→ **Records to use**
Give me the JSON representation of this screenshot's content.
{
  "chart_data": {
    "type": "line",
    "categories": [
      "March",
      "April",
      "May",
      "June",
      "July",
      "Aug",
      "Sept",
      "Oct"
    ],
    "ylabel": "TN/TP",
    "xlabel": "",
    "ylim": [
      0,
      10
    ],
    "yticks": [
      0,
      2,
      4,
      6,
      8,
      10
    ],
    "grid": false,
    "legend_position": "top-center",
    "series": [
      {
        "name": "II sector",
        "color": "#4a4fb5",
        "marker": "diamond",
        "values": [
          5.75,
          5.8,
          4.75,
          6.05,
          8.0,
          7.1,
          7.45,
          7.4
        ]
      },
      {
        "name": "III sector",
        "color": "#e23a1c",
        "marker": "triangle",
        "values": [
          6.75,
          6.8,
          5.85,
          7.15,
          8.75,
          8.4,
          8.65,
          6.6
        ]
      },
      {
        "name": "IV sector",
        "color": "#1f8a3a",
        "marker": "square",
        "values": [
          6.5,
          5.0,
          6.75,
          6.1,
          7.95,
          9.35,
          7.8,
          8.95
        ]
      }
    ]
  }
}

→ **Problem requirements**
Write out the material exactly as given.

→ **Correct response**
Give me the JSON representation of this screenshot's content.
{
  "chart_data": {
    "type": "line",
    "categories": [
      "March",
      "April",
      "May",
      "June",
      "July",
      "Aug",
      "Sept",
      "Oct"
    ],
    "ylabel": "TN/TP",
    "xlabel": "",
    "ylim": [
      0,
      10
    ],
    "yticks": [
      0,
      2,
      4,
      6,
      8,
      10
    ],
    "grid": false,
    "legend_position": "top-center",
    "series": [
      {
        "name": "II sector",
        "color": "#4a4fb5",
        "marker": "diamond",
        "values": [
          5.75,
          5.8,
          4.75,
          6.05,
          8.0,
          7.1,
          7.45,
          7.4
        ]
      },
      {
        "name": "III sector",
        "color": "#e23a1c",
        "marker": "triangle",
        "values": [
          6.75,
          6.8,
          5.85,
          7.15,
          8.75,
          8.4,
          8.65,
          6.6
        ]
      },
      {
        "name": "IV sector",
        "color": "#1f8a3a",
        "marker": "square",
        "values": [
          6.5,
          5.0,
          6.75,
          6.1,
          7.95,
          9.35,
          7.8,
          8.95
        ]
      }
    ]
  }
}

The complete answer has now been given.